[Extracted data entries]
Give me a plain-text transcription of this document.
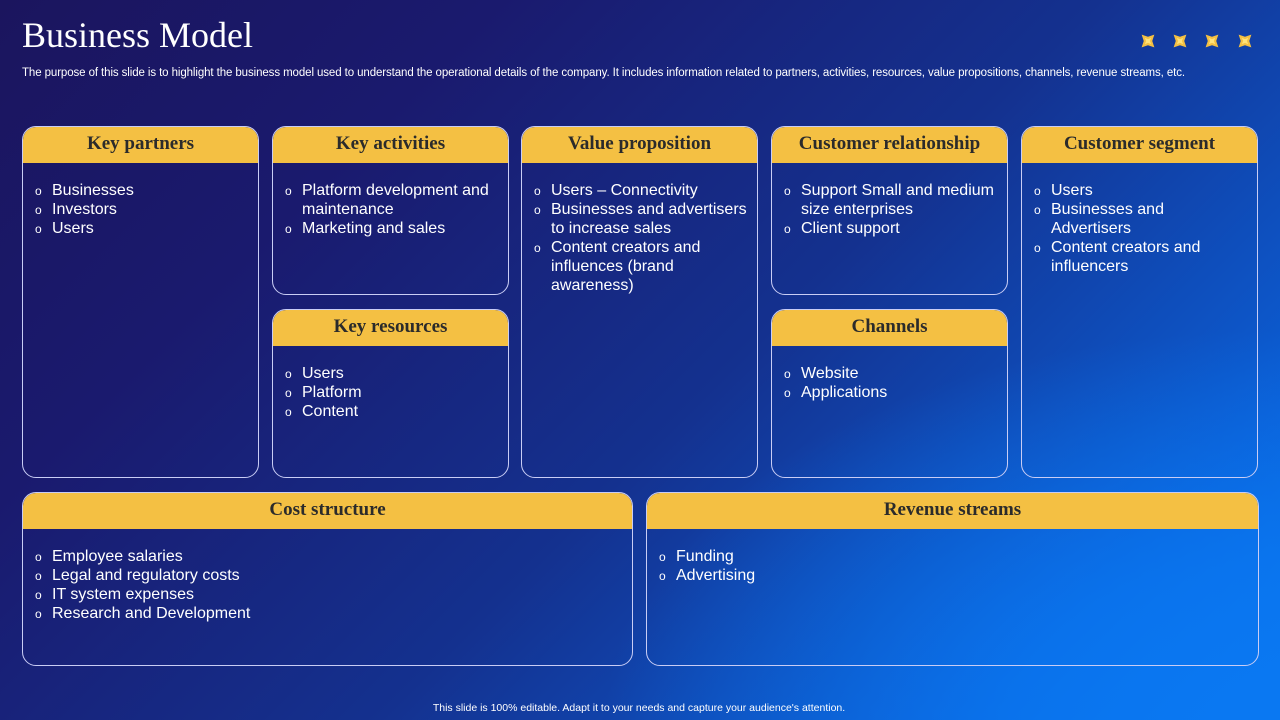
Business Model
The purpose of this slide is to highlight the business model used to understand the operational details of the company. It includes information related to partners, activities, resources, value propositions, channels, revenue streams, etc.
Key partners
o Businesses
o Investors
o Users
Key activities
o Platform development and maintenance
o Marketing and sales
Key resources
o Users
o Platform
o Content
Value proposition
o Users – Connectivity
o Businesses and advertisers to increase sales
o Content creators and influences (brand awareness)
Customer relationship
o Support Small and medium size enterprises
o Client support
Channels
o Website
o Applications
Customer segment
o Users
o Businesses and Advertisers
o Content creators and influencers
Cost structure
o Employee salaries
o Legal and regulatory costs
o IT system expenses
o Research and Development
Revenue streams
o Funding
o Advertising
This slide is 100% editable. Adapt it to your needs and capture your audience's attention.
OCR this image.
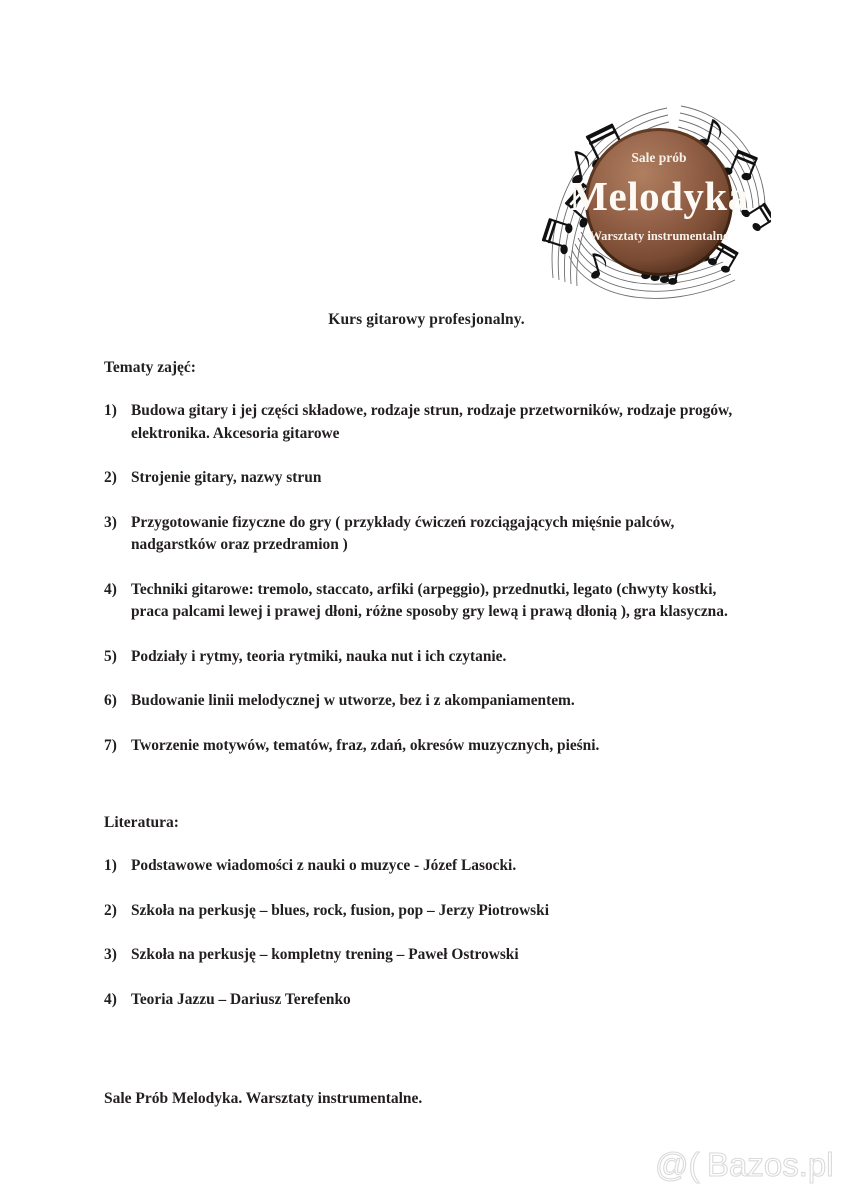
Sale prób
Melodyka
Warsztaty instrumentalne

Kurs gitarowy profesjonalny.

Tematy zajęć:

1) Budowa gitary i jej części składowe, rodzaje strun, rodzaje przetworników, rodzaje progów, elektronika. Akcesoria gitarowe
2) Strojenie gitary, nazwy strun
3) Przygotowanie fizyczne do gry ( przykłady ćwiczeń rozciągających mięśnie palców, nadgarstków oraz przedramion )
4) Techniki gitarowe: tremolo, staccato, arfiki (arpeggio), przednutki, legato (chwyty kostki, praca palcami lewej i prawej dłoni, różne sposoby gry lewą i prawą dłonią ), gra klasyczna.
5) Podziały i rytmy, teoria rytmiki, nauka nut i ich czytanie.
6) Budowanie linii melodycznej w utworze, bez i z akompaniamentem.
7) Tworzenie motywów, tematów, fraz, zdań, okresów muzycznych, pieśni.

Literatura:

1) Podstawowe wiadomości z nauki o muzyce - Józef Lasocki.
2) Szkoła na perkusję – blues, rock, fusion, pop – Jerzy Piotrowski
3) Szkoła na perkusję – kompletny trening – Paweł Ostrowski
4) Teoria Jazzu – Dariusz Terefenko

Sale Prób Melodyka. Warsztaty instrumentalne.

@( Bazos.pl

• DO THIS:
Copy each line exactly, and leave the pictures out of your copy.

• RESULT FOR THIS TASK:
Give me a plain-text transcription of this document.
Business Model
The purpose of this slide is to highlight the business model used to understand the operational details of the company. It includes information related to partners, activities, resources, value propositions, channels, revenue streams, etc.
Key partners
o Businesses
o Investors
o Users
Key activities
o Platform development and maintenance
o Marketing and sales
Key resources
o Users
o Platform
o Content
Value proposition
o Users – Connectivity
o Businesses and advertisers to increase sales
o Content creators and influences (brand awareness)
Customer relationship
o Support Small and medium size enterprises
o Client support
Channels
o Website
o Applications
Customer segment
o Users
o Businesses and Advertisers
o Content creators and influencers
Cost structure
o Employee salaries
o Legal and regulatory costs
o IT system expenses
o Research and Development
Revenue streams
o Funding
o Advertising
This slide is 100% editable. Adapt it to your needs and capture your audience's attention.
OCR this image.
Sale prób
Melodyka
Warsztaty instrumentalne

Kurs gitarowy profesjonalny.

Tematy zajęć:

1) Budowa gitary i jej części składowe, rodzaje strun, rodzaje przetworników, rodzaje progów, elektronika. Akcesoria gitarowe
2) Strojenie gitary, nazwy strun
3) Przygotowanie fizyczne do gry ( przykłady ćwiczeń rozciągających mięśnie palców, nadgarstków oraz przedramion )
4) Techniki gitarowe: tremolo, staccato, arfiki (arpeggio), przednutki, legato (chwyty kostki, praca palcami lewej i prawej dłoni, różne sposoby gry lewą i prawą dłonią ), gra klasyczna.
5) Podziały i rytmy, teoria rytmiki, nauka nut i ich czytanie.
6) Budowanie linii melodycznej w utworze, bez i z akompaniamentem.
7) Tworzenie motywów, tematów, fraz, zdań, okresów muzycznych, pieśni.

Literatura:

1) Podstawowe wiadomości z nauki o muzyce - Józef Lasocki.
2) Szkoła na perkusję – blues, rock, fusion, pop – Jerzy Piotrowski
3) Szkoła na perkusję – kompletny trening – Paweł Ostrowski
4) Teoria Jazzu – Dariusz Terefenko

Sale Prób Melodyka. Warsztaty instrumentalne.

@( Bazos.pl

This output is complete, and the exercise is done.